(Listings of boxed layout items)

-.-.-

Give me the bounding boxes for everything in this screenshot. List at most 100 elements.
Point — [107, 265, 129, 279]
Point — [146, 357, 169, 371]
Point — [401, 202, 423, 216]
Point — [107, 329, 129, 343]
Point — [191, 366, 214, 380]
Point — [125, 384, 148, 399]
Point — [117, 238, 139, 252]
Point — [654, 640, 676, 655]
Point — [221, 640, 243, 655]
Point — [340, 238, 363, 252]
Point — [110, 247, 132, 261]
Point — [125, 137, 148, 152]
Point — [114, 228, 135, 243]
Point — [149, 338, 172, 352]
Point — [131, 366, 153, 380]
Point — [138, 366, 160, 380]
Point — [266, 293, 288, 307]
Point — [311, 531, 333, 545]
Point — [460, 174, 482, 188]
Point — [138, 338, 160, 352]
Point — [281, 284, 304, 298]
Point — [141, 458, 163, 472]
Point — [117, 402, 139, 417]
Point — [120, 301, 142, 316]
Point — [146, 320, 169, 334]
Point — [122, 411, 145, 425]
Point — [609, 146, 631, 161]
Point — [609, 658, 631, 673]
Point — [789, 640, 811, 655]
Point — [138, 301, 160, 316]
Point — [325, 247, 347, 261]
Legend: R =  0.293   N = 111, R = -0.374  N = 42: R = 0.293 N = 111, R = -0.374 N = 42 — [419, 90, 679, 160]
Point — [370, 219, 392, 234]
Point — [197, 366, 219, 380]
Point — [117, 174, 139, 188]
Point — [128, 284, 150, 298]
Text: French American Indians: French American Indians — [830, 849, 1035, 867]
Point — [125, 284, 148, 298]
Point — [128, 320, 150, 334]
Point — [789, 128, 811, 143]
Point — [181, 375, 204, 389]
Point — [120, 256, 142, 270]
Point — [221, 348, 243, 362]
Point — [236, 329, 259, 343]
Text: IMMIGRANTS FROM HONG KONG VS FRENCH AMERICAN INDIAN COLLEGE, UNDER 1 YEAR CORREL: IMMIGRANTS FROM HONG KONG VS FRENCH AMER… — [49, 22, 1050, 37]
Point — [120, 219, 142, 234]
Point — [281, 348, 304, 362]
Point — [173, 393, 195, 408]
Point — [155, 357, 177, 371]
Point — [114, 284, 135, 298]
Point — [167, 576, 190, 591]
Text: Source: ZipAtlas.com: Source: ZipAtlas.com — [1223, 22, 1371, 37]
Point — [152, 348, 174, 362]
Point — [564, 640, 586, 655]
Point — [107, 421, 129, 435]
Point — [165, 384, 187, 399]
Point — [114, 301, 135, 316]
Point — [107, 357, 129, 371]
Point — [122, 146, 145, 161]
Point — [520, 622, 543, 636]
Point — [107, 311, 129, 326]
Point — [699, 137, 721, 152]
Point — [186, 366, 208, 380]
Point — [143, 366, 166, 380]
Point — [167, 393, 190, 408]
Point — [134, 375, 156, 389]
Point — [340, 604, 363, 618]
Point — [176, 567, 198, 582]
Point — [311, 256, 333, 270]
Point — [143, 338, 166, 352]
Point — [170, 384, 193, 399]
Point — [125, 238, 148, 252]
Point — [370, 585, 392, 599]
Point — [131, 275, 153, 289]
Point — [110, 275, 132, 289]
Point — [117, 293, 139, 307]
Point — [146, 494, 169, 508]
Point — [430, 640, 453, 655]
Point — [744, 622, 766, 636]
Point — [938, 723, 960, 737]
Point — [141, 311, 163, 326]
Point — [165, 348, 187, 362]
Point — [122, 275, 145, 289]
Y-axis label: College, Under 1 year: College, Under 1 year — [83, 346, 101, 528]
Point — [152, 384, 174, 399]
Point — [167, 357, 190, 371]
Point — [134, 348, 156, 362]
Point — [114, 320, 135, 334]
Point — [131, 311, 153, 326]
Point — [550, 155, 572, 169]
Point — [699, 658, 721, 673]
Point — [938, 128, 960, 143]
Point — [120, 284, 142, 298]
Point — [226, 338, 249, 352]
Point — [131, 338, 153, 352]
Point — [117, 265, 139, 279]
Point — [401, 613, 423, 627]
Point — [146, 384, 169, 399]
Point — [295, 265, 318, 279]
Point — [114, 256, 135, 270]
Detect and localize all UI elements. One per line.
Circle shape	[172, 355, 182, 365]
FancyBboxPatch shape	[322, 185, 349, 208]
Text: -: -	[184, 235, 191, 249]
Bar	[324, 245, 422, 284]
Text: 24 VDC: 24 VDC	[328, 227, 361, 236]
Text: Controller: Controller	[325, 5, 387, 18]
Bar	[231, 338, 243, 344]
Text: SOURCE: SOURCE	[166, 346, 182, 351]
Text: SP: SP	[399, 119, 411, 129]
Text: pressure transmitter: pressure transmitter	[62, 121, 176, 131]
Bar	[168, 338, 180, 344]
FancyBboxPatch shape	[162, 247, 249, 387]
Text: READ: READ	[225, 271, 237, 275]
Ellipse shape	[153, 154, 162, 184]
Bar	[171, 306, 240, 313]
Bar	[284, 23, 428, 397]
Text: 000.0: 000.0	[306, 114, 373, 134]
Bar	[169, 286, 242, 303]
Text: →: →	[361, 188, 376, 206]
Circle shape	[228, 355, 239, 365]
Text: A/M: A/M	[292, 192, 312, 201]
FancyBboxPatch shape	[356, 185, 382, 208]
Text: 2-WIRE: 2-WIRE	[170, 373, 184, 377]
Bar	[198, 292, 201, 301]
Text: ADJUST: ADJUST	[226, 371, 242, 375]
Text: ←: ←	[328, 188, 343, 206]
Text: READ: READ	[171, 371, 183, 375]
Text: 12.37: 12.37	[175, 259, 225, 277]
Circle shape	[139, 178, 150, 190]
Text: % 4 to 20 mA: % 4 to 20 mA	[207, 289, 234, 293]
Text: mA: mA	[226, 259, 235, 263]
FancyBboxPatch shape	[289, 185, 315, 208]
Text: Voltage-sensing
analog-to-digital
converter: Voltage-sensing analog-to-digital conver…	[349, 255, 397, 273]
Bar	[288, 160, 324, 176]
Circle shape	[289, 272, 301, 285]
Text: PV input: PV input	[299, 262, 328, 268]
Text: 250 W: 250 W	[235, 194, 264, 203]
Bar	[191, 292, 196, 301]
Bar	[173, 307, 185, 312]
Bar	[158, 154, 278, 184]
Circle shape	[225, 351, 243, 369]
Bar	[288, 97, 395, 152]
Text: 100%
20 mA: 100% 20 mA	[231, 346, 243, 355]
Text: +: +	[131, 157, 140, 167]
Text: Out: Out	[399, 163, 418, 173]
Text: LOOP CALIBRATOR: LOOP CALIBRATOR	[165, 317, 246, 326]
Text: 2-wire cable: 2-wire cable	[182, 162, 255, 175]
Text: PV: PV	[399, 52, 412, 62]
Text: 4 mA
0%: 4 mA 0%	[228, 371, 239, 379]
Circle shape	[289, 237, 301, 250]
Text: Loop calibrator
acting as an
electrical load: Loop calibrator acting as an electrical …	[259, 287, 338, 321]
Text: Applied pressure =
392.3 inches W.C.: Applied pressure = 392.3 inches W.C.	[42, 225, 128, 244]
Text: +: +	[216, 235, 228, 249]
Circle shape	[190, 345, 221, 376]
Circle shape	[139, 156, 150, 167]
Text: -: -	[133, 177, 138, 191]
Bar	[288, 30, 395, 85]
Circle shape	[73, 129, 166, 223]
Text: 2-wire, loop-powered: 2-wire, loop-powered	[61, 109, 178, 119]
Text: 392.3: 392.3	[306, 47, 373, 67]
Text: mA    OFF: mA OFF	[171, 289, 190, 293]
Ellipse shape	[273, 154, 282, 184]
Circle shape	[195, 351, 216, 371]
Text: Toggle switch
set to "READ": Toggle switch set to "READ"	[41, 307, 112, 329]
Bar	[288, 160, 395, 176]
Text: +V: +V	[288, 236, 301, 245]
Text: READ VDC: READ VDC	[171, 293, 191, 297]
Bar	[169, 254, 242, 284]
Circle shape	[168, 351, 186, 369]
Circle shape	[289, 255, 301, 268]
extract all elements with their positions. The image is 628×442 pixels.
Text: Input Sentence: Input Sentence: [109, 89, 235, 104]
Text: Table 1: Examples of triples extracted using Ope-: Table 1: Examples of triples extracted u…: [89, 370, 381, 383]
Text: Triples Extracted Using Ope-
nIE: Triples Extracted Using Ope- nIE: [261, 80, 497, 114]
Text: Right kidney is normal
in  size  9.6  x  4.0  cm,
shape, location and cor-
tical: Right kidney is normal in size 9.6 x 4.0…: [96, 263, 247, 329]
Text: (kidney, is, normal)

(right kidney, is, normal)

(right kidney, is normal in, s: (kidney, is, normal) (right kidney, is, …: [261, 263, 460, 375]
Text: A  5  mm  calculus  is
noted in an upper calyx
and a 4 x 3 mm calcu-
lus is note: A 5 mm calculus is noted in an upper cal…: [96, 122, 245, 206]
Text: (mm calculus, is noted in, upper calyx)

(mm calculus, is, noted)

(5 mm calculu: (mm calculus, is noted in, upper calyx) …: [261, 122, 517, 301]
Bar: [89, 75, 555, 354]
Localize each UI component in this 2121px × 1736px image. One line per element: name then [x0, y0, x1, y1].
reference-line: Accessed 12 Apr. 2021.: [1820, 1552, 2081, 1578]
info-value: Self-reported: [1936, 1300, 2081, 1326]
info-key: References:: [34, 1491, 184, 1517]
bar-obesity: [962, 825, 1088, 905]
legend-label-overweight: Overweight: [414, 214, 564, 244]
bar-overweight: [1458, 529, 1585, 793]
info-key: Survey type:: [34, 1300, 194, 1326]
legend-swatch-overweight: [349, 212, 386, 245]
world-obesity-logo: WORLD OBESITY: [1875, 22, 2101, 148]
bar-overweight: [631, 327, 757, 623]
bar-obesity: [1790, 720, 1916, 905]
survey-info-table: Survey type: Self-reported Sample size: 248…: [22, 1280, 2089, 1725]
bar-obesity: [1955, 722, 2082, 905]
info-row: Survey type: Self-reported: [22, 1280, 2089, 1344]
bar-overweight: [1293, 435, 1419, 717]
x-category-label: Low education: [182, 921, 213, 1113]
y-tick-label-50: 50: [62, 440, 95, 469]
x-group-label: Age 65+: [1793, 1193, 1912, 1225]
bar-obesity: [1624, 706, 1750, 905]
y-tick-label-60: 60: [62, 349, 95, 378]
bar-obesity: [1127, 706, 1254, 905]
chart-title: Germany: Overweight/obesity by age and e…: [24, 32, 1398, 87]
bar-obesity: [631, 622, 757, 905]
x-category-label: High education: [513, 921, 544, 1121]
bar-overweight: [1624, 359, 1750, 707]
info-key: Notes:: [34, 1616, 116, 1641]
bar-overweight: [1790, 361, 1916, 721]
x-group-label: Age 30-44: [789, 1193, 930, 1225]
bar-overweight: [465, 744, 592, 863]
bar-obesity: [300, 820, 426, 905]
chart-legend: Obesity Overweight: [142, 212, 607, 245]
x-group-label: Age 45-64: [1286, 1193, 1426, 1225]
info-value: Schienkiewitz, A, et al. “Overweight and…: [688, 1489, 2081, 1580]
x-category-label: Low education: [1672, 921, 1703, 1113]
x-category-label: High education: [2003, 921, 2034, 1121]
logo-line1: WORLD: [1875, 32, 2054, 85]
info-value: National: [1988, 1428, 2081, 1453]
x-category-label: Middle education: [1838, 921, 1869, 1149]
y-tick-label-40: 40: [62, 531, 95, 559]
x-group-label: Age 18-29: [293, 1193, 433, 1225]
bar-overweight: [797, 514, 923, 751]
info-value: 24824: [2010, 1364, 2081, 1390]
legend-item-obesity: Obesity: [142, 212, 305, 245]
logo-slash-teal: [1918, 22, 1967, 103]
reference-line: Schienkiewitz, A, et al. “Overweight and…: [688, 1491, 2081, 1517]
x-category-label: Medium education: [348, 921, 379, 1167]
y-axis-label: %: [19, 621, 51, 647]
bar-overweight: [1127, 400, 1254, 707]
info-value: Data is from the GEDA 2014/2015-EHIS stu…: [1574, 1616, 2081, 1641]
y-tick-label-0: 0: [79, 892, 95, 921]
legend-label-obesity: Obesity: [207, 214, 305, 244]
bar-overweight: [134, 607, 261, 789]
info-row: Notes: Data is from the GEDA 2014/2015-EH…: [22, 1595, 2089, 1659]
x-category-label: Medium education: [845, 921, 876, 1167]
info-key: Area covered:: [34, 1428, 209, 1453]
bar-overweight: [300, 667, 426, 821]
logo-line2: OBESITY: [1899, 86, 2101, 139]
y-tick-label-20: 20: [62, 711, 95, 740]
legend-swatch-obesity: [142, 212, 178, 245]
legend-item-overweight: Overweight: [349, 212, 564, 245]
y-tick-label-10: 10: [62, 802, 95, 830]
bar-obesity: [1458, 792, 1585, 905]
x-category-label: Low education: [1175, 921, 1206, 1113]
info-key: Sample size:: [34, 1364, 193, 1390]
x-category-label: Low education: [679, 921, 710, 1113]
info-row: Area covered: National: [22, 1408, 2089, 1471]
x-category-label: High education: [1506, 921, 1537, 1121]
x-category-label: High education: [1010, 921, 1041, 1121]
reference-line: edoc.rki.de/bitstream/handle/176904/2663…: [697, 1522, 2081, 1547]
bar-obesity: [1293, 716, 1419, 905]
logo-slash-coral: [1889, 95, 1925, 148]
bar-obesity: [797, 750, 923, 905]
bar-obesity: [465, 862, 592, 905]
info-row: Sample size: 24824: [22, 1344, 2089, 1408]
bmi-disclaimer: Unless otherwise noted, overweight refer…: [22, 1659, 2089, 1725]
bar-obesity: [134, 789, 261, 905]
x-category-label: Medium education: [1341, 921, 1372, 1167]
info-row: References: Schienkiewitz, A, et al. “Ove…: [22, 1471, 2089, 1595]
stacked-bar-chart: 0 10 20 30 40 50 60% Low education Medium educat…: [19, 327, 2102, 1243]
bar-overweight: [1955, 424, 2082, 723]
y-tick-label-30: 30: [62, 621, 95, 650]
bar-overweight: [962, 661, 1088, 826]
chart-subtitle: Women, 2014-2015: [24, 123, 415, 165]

-.-.-

WRITTEN INSTRUCTION:
Put everything from the line containing "(5 mm calculu: (mm" down to the line containing "bar-obesity: [631, 622, 757, 905]", both included, into a JSON list of strings with one string per line and no blank lines.

RESULT OF THIS EXERCISE:
[
  "(5 mm calculu: (mm calculus, is noted in, upper calyx) …: [261, 122, 517, 301]",
  "Bar: [89, 75, 555, 354]",
  "Localize each UI component in this 2121px × 1736px image. One line per element: name then [x0, y0, x1, y1].",
  "reference-line: Accessed 12 Apr. 2021.: [1820, 1552, 2081, 1578]",
  "info-value: Self-reported: [1936, 1300, 2081, 1326]",
  "info-key: References:: [34, 1491, 184, 1517]",
  "bar-obesity: [962, 825, 1088, 905]",
  "legend-label-overweight: Overweight: [414, 214, 564, 244]",
  "bar-overweight: [1458, 529, 1585, 793]",
  "info-key: Survey type:: [34, 1300, 194, 1326]",
  "legend-swatch-overweight: [349, 212, 386, 245]",
  "world-obesity-logo: WORLD OBESITY: [1875, 22, 2101, 148]",
  "bar-overweight: [631, 327, 757, 623]",
  "bar-obesity: [1790, 720, 1916, 905]",
  "survey-info-table: Survey type: Self-reported Sample size: 248…: [22, 1280, 2089, 1725]",
  "bar-obesity: [1955, 722, 2082, 905]",
  "info-row: Survey type: Self-reported: [22, 1280, 2089, 1344]",
  "bar-overweight: [1293, 435, 1419, 717]",
  "x-category-label: Low education: [182, 921, 213, 1113]",
  "y-tick-label-50: 50: [62, 440, 95, 469]",
  "x-group-label: Age 65+: [1793, 1193, 1912, 1225]",
  "bar-obesity: [1624, 706, 1750, 905]",
  "y-tick-label-60: 60: [62, 349, 95, 378]",
  "bar-obesity: [1127, 706, 1254, 905]",
  "chart-title: Germany: Overweight/obesity by age and e…: [24, 32, 1398, 87]",
  "bar-obesity: [631, 622, 757, 905]"
]